Stored data:
▼
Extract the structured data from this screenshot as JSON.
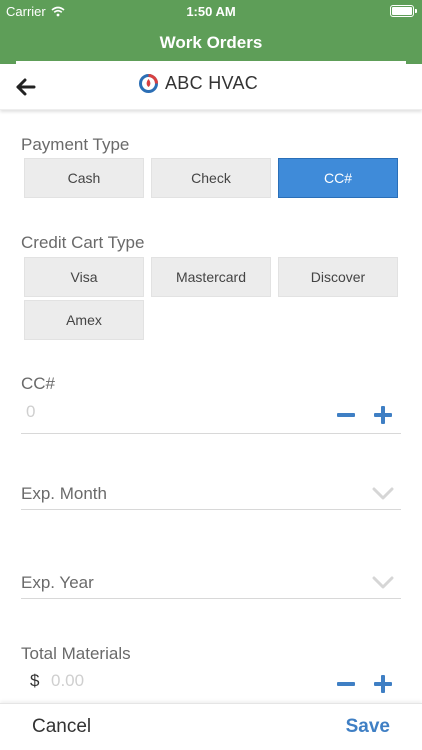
{
  "status_bar": {
    "carrier": "Carrier",
    "time": "1:50 AM"
  },
  "header": {
    "title": "Work Orders"
  },
  "sub_header": {
    "company": "ABC HVAC"
  },
  "payment_type": {
    "label": "Payment Type",
    "options": [
      "Cash",
      "Check",
      "CC#"
    ],
    "selected": "CC#"
  },
  "credit_card_type": {
    "label": "Credit Cart Type",
    "options": [
      "Visa",
      "Mastercard",
      "Discover",
      "Amex"
    ]
  },
  "cc_number": {
    "label": "CC#",
    "placeholder": "0"
  },
  "exp_month": {
    "label": "Exp. Month"
  },
  "exp_year": {
    "label": "Exp. Year"
  },
  "total_materials": {
    "label": "Total Materials",
    "currency": "$",
    "placeholder": "0.00"
  },
  "footer": {
    "cancel_label": "Cancel",
    "save_label": "Save"
  },
  "colors": {
    "header_green": "#5e9e58",
    "accent_blue": "#3f8bd9",
    "save_blue": "#3f7fc4"
  }
}
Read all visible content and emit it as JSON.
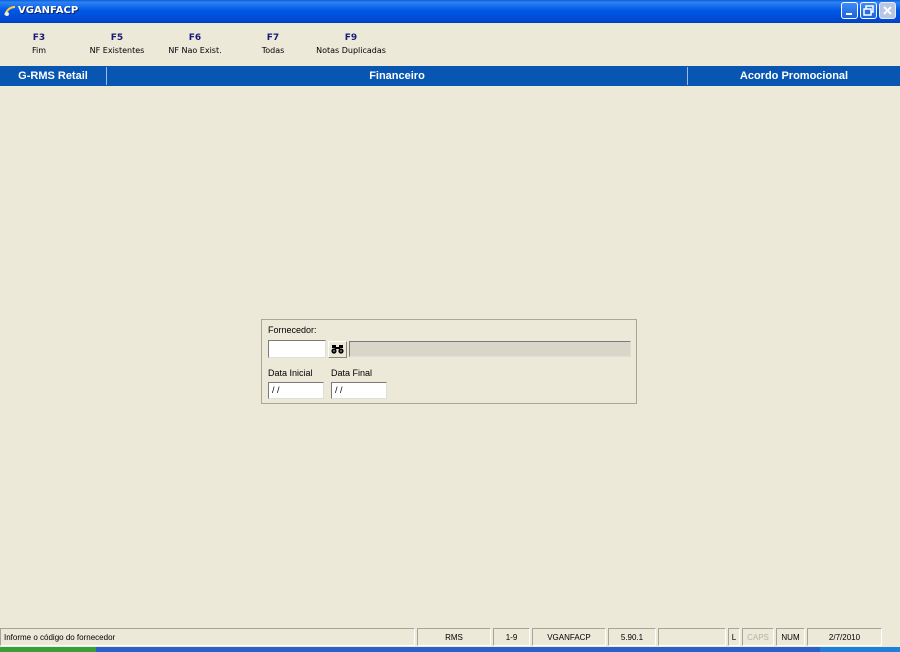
{
  "window": {
    "title": "VGANFACP",
    "icon": "app-logo-icon"
  },
  "toolbar": {
    "items": [
      {
        "key": "F3",
        "label": "Fim"
      },
      {
        "key": "F5",
        "label": "NF Existentes"
      },
      {
        "key": "F6",
        "label": "NF Nao Exist."
      },
      {
        "key": "F7",
        "label": "Todas"
      },
      {
        "key": "F9",
        "label": "Notas Duplicadas"
      }
    ]
  },
  "header": {
    "system": "G-RMS Retail",
    "module": "Financeiro",
    "screen": "Acordo Promocional",
    "color": "#0856b2"
  },
  "form": {
    "fornecedor_label": "Fornecedor:",
    "fornecedor_code": "",
    "fornecedor_name": "",
    "search_icon": "binoculars-icon",
    "data_inicial_label": "Data Inicial",
    "data_inicial_value": " / /",
    "data_final_label": "Data Final",
    "data_final_value": " / /"
  },
  "status": {
    "message": "Informe o código do fornecedor",
    "system": "RMS",
    "code": "1-9",
    "program": "VGANFACP",
    "version": "5.90.1",
    "blank": "",
    "lock": "L",
    "caps": "CAPS",
    "num": "NUM",
    "date": "2/7/2010"
  }
}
▲
Copy only this, please: the line with "Read all visible content and emit it as JSON." and every line after it through the end of the data, with no pictures.

Read all visible content and emit it as JSON.
{
  "window": {
    "title": "VGANFACP",
    "icon": "app-logo-icon"
  },
  "toolbar": {
    "items": [
      {
        "key": "F3",
        "label": "Fim"
      },
      {
        "key": "F5",
        "label": "NF Existentes"
      },
      {
        "key": "F6",
        "label": "NF Nao Exist."
      },
      {
        "key": "F7",
        "label": "Todas"
      },
      {
        "key": "F9",
        "label": "Notas Duplicadas"
      }
    ]
  },
  "header": {
    "system": "G-RMS Retail",
    "module": "Financeiro",
    "screen": "Acordo Promocional",
    "color": "#0856b2"
  },
  "form": {
    "fornecedor_label": "Fornecedor:",
    "fornecedor_code": "",
    "fornecedor_name": "",
    "search_icon": "binoculars-icon",
    "data_inicial_label": "Data Inicial",
    "data_inicial_value": " / /",
    "data_final_label": "Data Final",
    "data_final_value": " / /"
  },
  "status": {
    "message": "Informe o código do fornecedor",
    "system": "RMS",
    "code": "1-9",
    "program": "VGANFACP",
    "version": "5.90.1",
    "blank": "",
    "lock": "L",
    "caps": "CAPS",
    "num": "NUM",
    "date": "2/7/2010"
  }
}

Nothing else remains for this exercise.